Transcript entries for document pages
------
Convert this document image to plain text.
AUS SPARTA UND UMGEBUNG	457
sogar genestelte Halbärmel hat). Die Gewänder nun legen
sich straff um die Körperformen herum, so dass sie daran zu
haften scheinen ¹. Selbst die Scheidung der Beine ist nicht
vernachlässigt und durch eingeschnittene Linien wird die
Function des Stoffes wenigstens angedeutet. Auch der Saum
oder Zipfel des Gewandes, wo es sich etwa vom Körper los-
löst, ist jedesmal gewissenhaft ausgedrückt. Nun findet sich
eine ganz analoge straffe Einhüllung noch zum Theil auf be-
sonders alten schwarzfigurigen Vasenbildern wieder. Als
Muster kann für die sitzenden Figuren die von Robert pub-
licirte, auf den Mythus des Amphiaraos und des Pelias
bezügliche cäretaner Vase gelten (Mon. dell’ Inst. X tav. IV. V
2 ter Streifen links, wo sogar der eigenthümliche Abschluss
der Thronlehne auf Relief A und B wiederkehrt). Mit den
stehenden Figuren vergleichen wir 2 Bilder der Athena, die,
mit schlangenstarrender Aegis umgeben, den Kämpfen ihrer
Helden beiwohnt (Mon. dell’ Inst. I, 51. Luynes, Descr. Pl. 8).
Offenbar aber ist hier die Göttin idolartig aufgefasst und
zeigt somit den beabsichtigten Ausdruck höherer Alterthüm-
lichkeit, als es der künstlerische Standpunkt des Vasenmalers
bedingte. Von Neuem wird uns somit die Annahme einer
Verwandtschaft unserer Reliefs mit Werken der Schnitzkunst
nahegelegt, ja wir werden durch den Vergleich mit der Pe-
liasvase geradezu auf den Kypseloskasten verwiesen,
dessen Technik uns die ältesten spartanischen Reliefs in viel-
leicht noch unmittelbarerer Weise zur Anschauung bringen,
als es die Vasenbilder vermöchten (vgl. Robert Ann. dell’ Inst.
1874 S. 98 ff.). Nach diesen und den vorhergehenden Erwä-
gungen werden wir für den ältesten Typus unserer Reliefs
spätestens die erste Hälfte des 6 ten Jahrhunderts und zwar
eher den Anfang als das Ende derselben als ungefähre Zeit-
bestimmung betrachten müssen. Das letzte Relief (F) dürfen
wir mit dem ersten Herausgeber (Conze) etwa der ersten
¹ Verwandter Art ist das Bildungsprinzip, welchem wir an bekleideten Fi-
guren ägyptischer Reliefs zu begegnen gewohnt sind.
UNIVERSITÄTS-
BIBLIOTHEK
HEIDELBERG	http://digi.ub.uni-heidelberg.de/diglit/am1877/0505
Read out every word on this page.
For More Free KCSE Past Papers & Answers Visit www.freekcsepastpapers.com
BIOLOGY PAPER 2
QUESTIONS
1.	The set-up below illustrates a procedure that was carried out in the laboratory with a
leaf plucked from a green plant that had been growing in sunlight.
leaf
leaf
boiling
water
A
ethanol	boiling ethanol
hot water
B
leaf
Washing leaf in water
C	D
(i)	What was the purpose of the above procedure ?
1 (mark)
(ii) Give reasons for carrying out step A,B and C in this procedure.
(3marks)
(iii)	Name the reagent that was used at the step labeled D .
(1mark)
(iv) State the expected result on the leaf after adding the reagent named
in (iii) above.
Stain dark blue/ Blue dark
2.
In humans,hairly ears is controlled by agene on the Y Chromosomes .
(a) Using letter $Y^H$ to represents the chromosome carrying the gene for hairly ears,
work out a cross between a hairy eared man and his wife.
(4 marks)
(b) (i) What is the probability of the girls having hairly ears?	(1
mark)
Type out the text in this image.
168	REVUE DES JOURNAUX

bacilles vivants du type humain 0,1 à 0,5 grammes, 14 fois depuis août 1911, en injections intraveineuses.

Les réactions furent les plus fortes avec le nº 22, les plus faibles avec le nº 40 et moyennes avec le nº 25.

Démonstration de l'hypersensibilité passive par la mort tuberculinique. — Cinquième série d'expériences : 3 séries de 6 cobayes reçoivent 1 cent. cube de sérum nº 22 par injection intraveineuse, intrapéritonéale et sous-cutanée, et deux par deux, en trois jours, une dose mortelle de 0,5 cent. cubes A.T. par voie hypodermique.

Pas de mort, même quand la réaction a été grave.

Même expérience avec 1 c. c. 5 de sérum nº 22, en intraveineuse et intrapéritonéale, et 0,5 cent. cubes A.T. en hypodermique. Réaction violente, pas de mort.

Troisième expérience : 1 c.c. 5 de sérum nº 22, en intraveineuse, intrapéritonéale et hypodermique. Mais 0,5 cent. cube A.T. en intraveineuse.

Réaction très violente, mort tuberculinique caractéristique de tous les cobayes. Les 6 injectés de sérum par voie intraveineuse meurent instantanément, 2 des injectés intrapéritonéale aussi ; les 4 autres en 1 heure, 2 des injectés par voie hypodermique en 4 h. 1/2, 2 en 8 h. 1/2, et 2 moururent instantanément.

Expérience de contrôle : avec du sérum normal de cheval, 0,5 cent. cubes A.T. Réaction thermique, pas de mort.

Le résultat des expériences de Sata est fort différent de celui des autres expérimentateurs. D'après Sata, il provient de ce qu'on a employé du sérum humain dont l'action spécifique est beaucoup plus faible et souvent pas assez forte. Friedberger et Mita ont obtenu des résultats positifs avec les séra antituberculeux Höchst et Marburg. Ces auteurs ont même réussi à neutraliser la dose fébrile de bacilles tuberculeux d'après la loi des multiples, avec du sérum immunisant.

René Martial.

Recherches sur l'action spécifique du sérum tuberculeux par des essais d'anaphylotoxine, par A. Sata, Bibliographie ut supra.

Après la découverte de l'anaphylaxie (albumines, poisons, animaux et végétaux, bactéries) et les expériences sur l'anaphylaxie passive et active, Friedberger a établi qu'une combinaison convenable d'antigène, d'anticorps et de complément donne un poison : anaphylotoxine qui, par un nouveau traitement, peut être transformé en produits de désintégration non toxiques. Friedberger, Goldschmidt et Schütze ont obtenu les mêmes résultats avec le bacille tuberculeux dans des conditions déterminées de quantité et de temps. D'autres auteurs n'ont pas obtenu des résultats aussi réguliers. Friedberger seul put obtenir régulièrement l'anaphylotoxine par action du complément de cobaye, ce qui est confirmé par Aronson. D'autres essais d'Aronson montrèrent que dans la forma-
------
• Instructions for the task
In the entries above, locate every line with the word "hairly" and copy it.

• Output of the exercise
In humans,hairly ears is controlled by agene on the Y Chromosomes .
(a) Using letter $Y^H$ to represents the chromosome carrying the gene for hairly ears,
(b) (i) What is the probability of the girls having hairly ears?	(1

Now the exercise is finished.